Vem de longe a parceria musical entre o paulista Arnaldo Antunes, 40, e o baiano Carlinhos Brown, 36. Mas "Paradeiro", quinto álbum solo de Antunes, é que marca a consumação da afinidade. Brown, além de co-autor de três faixas, é produtor do disco todo, com o paulista Alê Siqueira.
Antunes procura decifrar as afinidades: "Chamei Brown para a produção pensando em fazer um trabalho em que ele participasse ativamente. Está muito presente no disco a marca dele e da música do Candeal, onde ele foi gravado. Eu queria explicitar a participação de Brown no meu trabalho".
A associação trouxe modificações imediatas a seu trabalho, ele diz: "Antes eu chegava ao estúdio com arranjos prontos, bem definidos. Neste, não, quis chegar mais aberto. Foi um dado para que houvesse a marca do diálogo. A gente faz música quando a gente se encontra".
Ele explica melhor: "Com os Titãs, eu tinha aquela naturalidade de sentar e fazer música em conjunto. Hoje componho com muita gente diferente, porque gosto do exercício de adequação à linguagem do outro, mas é raro sentar e fazer junto. Perdi isso quando saí dos Titãs, mas com Brown e Marisa Monte é assim".
Ele não reconhece uma oposição de características entre os dois, ele mais cerebral e intelectual e Brown, mais espontâneo e popular. "Somos mais complementares que opostos. Ele é efervescente, uma usina de idéias. Eu sou contido, penso muito antes de dizer ou fazer. Talvez, sim, ele busque minha precisão, e eu, a efervescência dele."

Dados apresentados |
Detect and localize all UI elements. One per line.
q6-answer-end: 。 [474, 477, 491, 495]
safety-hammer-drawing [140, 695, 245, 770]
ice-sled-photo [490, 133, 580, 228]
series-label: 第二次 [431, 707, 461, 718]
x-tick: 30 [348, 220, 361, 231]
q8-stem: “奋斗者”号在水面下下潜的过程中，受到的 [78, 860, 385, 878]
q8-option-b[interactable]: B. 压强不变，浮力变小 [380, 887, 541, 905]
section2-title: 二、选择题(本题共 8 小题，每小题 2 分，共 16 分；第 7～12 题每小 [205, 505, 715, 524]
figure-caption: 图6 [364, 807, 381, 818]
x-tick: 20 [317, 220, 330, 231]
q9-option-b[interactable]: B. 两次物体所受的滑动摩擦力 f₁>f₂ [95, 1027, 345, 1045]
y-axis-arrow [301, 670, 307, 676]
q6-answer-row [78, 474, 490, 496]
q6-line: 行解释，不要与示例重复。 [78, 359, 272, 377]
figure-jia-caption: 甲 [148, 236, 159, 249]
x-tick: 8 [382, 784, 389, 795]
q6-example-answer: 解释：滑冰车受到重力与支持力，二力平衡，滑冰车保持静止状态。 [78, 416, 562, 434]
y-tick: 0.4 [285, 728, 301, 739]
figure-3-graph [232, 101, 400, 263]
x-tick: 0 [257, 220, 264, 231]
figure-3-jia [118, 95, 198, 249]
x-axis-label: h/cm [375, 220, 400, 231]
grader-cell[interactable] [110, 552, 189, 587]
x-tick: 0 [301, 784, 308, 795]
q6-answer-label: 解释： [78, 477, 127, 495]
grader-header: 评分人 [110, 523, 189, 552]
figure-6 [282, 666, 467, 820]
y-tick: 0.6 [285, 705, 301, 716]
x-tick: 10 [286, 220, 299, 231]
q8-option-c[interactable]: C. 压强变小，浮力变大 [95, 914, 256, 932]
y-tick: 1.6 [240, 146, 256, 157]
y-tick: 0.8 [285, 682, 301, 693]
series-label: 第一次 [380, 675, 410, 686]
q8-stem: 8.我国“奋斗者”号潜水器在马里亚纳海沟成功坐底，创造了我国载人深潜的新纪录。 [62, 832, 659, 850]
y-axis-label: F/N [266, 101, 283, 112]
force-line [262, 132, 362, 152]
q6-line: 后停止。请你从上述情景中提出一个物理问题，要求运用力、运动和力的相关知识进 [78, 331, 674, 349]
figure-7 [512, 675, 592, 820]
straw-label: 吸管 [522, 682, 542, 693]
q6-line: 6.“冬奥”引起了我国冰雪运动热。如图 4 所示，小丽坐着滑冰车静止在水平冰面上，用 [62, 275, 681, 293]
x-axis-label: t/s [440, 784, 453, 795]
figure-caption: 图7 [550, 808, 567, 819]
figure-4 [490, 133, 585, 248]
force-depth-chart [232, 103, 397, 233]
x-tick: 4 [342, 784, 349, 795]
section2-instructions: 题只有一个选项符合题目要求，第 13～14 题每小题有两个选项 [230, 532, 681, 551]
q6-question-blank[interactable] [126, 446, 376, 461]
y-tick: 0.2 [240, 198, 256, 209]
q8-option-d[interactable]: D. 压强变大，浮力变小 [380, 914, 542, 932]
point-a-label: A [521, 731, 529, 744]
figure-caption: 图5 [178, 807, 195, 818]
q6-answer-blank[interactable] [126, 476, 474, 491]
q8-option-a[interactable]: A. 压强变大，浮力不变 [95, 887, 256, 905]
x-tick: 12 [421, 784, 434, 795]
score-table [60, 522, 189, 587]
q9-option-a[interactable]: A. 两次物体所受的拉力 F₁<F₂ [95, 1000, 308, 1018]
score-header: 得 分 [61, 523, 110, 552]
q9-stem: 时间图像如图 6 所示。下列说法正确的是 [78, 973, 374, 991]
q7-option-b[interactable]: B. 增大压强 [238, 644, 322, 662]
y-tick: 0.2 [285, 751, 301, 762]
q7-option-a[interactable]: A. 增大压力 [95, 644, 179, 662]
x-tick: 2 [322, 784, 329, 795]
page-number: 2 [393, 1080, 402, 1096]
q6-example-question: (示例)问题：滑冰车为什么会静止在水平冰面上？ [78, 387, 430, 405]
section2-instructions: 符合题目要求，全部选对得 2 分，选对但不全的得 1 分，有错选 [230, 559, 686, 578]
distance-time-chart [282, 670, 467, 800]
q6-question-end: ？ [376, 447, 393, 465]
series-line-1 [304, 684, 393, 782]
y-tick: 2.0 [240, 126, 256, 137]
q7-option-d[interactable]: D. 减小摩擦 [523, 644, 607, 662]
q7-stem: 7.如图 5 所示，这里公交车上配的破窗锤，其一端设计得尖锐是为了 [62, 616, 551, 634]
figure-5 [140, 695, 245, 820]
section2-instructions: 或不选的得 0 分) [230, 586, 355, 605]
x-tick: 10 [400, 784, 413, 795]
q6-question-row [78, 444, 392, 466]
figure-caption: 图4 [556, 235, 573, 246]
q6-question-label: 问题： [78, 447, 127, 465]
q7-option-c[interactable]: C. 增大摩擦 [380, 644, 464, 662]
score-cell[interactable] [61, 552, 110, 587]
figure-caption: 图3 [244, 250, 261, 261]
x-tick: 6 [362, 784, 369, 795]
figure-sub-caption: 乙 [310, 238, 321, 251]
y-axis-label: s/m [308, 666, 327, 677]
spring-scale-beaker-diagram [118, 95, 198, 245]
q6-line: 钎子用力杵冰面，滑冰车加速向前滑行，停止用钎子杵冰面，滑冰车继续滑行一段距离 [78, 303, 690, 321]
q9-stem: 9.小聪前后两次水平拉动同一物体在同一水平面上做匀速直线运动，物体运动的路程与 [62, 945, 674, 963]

Tarefas propostas |
1 > Cite o trecho do texto sobre a parceria entre Arnaldo Antunes e Carlinhos Brown que vai de "Vem de longe" a "paulista Alê Siqueira.", incluindo esses dois pontos.
2 > Liste todas as pessoas citadas pelo nome no texto sobre a parceria entre Arnaldo Antunes e Carlinhos Brown.

Respostas por tarefa |
1 >
Vem de longe a parceria musical entre o paulista Arnaldo Antunes, 40, e o baiano Carlinhos Brown, 36. Mas "Paradeiro", quinto álbum solo de Antunes, é que marca a consumação da afinidade. Brown, além de co-autor de três faixas, é produtor do disco todo, com o paulista Alê Siqueira.

2 >
Arnaldo Antunes
Carlinhos Brown
Alê Siqueira
Marisa Monte